SOURCE EXTRACT —
Peter Heppner (born 7 September 1967 in Hamburg) is the former lead singer of the German electronica/synth pop band Wolfsheim, and has collaborated with many other electronic music acts, such as Paul van Dyk, Schiller, and Goethes Erben.

Career 
Being singer and songwriter for Wolfsheim since 1987, his first commercial success was in 1991 releasing the single "The Sparrows and the Nightingales". In 1998, he had a big charts success with NDW star Joachim Witt and their duet "Die Flut". In the years following, his notability as a singer increased. Collaborating with Schiller, he achieved international chart hits with "Dream of You" (2001) and "Leben... I Feel You" in 2004. In the same year, he released the song "Wir Sind Wir" with  Paul van Dyk. Although the song was controversial the artists recorded another version together with the Filmorchester Babelsberg which was performed at the official ceremony for the Day of German Unity on 3 October 2005 in Potsdam. A more recent project with  Mila Mar and Kim Sanders formerly of Culture Beat spawned the single "Aus Gold", intended to support Afghan poorhouses in conjunction with Deutsches Rotes Kreuz (German Red Cross). Another collaboration was with previous Wolfsheim producer, José Alvarez-Brill, on the song "Vielleicht", featured on the album Alvarez Presents Zeitmaschine Remixed (2005).

DATA SECTION —
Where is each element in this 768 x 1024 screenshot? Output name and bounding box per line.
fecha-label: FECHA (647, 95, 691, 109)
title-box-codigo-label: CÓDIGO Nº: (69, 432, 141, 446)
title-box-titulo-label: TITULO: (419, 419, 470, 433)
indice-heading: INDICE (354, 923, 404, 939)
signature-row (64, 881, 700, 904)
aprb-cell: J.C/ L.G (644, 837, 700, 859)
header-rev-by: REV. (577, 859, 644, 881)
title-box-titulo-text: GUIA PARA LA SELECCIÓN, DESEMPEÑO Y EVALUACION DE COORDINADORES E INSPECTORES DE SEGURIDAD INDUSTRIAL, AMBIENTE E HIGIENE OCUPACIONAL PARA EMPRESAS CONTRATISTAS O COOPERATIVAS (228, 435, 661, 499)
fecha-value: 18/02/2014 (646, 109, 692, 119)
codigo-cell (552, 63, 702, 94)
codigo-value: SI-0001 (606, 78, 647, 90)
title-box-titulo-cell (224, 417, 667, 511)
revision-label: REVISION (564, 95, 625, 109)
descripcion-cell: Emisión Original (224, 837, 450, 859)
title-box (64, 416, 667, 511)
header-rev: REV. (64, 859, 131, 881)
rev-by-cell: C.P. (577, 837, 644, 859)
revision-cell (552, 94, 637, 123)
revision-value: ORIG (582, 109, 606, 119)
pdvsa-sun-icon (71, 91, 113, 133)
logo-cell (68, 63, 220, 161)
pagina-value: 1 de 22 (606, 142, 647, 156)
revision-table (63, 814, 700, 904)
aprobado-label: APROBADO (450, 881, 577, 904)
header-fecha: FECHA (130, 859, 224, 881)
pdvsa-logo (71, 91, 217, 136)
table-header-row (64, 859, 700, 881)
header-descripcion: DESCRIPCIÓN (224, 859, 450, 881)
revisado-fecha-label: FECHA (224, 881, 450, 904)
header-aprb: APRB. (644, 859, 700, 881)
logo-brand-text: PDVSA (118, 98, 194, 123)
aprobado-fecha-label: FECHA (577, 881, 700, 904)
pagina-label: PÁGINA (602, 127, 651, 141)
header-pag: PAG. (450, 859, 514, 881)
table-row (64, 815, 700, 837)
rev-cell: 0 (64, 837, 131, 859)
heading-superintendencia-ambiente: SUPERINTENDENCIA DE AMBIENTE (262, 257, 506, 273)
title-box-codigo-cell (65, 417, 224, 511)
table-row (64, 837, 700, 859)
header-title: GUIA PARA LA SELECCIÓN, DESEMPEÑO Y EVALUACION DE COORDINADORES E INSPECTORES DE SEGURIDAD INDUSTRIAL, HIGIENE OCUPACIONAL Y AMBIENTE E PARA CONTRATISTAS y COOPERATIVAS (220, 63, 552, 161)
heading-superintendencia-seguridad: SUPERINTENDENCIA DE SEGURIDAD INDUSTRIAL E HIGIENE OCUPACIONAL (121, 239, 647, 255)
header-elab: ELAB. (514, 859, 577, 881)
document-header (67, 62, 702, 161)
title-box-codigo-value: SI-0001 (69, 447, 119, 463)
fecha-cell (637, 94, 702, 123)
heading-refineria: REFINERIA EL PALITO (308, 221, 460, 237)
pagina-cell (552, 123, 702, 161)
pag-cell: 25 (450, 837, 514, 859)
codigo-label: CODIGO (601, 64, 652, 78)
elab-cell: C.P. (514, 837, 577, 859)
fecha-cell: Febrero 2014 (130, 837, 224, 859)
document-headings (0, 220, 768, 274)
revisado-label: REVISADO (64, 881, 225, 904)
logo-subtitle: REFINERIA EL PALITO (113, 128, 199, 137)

EXERCISE INSTRUCTIONS —
a: From the Peter Heppner biography, quote the passage that begins at the words "Peter Heppner (born" and stops after "and Goethes Erben.".
b: Answer these questions from the Peter Heppner biography, marking each answer with the matching numeral:
(i) In which city was Heppner born?
(ii) What was the title of his 1998 duet with Joachim Witt?
(iii) On what date and in which city was the version recorded with the Filmorchester Babelsberg performed?
c: Carry on the Peter Heppner biography from its final sentence.

REPLIES —
a:
Peter Heppner (born 7 September 1967 in Hamburg) is the former lead singer of the German electronica/synth pop band Wolfsheim, and has collaborated with many other electronic music acts, such as Paul van Dyk, Schiller, and Goethes Erben.

b:
(i) Hamburg
(ii) "Die Flut"
(iii) 3 October 2005, in Potsdam

c:
Heppner's first solo effort Solo was released in Germany on 12 September 2008 through Warner Music. The songs on the disc were produced by Peter-John Vettese as well as Alvarez-Brill. The album peaked at #9 on the German charts and was preceded by the single "Alleinesein" on 5 September 2008.

In 2010, he released the song "Haus der 3 Sonnen" with German singer Nena.

Peter Heppner's second solo album, My Heart of Stone, was released on 18 May 2012 through Universal Music (DE). My Heart of Stone entered the German album charts at #6 and was preceded by the online-single and video "God Smoked" in April 2012 and the regular single "Meine Welt" on 4 May 2012.

In 2012, he also performed on two duets with Kim Sanders ("Deserve To Be Alone") and German singer Marianne Rosenberg ("Genau Entgegengesetzt").

As a thank-you gift for his fans he released an English and a German version of the online-single "Dream of Christmas / Traum von Weihnachten" in December 2012.

On 8 February 2014, he was a guest singer on the stage at German synthpop trio Camouflage's 30th anniversary concert that was held in Dresden, Germany. He performed a duet with lead vocal Marcus Meyn on the song "That Smiling Face", the band's 1988 single released from their first studio album "Voices and Images".

Discography 
Studio albums

Concert tours 
 01.2009–04.2009: solo Tour
 01.2010–10.2010: Clubtour
 11.2012–04.2013: My Heart of Stone Tour
 11.2014–09.2015: Peter Heppner Akustik

Awards 
 ECHO Pop
 2002: „Dance/Techno Künstler/in oder Gruppe National“ (Dream of You)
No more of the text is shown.